*Given data*:
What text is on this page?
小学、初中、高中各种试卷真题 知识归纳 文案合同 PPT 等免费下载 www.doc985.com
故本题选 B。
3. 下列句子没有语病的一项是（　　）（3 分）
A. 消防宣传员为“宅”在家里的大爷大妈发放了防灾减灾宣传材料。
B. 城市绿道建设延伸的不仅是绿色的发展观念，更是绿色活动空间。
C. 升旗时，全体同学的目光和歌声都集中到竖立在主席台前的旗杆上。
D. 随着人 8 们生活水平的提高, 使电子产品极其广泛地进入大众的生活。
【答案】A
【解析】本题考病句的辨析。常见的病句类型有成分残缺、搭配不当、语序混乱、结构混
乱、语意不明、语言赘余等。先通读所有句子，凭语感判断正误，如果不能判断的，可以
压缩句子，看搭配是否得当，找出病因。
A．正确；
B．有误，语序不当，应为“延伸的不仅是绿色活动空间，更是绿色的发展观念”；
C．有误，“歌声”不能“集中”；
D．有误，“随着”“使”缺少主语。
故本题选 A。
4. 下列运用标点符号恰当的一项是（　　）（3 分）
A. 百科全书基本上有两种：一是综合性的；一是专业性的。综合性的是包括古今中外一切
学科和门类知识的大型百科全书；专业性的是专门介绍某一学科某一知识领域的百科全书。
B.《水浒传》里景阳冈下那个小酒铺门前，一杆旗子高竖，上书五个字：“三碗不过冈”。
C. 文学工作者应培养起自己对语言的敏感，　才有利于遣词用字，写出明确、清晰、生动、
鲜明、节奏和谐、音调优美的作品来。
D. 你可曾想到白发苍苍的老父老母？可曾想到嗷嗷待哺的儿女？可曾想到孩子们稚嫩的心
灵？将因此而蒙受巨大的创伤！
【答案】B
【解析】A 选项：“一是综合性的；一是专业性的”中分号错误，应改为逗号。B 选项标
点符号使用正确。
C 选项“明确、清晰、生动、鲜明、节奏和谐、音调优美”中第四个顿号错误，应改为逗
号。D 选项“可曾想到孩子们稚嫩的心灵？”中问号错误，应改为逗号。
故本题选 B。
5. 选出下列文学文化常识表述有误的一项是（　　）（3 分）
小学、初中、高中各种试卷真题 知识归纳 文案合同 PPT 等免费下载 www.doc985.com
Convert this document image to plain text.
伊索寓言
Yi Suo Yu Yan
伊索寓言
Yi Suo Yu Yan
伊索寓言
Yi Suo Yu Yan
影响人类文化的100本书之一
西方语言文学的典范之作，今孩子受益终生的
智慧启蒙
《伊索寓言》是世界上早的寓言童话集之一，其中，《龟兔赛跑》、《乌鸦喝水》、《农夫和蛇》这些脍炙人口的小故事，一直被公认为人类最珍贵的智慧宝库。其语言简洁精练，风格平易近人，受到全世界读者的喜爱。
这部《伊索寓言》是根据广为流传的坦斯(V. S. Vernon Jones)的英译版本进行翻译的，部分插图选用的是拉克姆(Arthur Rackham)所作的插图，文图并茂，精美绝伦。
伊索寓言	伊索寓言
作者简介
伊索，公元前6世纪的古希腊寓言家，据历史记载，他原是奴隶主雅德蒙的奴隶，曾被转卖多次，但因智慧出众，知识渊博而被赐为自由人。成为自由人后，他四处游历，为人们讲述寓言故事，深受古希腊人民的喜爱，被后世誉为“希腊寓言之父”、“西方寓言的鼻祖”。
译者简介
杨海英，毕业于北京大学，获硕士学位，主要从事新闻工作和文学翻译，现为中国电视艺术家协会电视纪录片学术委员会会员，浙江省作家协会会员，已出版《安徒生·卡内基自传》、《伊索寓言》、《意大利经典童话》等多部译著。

*What is being asked*: Only lines with the word "text" are wanted, so copy each one from the records.

*Reply*:
What text is on this page?
Convert this document image to plain text.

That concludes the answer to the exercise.